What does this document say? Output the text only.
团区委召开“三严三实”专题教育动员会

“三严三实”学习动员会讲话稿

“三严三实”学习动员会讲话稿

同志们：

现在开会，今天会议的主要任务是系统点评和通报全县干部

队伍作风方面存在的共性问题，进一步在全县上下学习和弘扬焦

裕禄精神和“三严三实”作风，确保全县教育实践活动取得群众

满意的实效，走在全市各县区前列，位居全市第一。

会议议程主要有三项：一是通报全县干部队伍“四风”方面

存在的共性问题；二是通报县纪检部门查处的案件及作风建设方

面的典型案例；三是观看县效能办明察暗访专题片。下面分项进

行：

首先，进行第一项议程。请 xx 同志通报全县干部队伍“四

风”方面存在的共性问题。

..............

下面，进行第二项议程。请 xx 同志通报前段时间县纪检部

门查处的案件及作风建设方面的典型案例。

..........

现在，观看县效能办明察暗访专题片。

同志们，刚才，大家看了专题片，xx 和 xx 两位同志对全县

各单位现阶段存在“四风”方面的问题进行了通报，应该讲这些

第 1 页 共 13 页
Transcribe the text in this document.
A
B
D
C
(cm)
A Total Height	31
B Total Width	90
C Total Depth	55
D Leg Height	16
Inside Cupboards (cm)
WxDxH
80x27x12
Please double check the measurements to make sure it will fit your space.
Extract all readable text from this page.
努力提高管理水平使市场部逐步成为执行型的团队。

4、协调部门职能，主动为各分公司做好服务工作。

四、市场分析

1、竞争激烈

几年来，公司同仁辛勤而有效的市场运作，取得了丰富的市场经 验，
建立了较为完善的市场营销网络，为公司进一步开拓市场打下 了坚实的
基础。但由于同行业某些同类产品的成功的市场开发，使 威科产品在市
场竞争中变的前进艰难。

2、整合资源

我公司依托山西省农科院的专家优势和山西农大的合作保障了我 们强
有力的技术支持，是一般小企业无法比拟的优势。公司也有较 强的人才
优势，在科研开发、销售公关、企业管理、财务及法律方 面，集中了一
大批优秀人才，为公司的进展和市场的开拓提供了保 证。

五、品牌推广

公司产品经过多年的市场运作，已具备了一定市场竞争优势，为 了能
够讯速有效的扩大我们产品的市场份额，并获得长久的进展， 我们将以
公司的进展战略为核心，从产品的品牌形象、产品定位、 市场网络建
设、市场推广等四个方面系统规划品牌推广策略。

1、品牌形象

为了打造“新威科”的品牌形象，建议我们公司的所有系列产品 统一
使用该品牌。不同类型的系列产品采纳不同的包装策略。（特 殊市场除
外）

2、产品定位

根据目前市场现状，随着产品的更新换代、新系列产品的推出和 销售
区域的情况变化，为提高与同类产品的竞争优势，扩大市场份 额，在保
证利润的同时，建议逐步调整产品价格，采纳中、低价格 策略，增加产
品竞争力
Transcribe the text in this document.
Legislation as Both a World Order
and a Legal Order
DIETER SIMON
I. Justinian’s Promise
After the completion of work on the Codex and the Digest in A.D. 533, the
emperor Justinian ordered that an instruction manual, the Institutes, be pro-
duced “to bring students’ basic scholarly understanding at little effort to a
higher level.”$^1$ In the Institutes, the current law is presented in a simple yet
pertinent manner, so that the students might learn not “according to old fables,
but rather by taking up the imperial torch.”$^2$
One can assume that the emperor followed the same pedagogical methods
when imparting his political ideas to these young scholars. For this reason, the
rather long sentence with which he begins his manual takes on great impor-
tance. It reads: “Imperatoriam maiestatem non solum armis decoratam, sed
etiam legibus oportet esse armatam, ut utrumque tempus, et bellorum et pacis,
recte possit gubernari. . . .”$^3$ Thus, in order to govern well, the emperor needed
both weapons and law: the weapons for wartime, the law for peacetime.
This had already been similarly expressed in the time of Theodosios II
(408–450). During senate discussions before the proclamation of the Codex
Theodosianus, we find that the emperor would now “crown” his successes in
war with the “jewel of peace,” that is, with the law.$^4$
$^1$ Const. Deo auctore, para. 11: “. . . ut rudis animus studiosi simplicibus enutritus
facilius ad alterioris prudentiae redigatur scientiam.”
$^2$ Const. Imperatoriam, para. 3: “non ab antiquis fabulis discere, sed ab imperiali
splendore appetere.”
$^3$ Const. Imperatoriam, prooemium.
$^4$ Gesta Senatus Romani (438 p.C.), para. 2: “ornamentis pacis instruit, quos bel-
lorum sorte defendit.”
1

# Task to carry out
Your answer should be a single number: the count of lines containing the word "Const".

# Solution to this exercise
3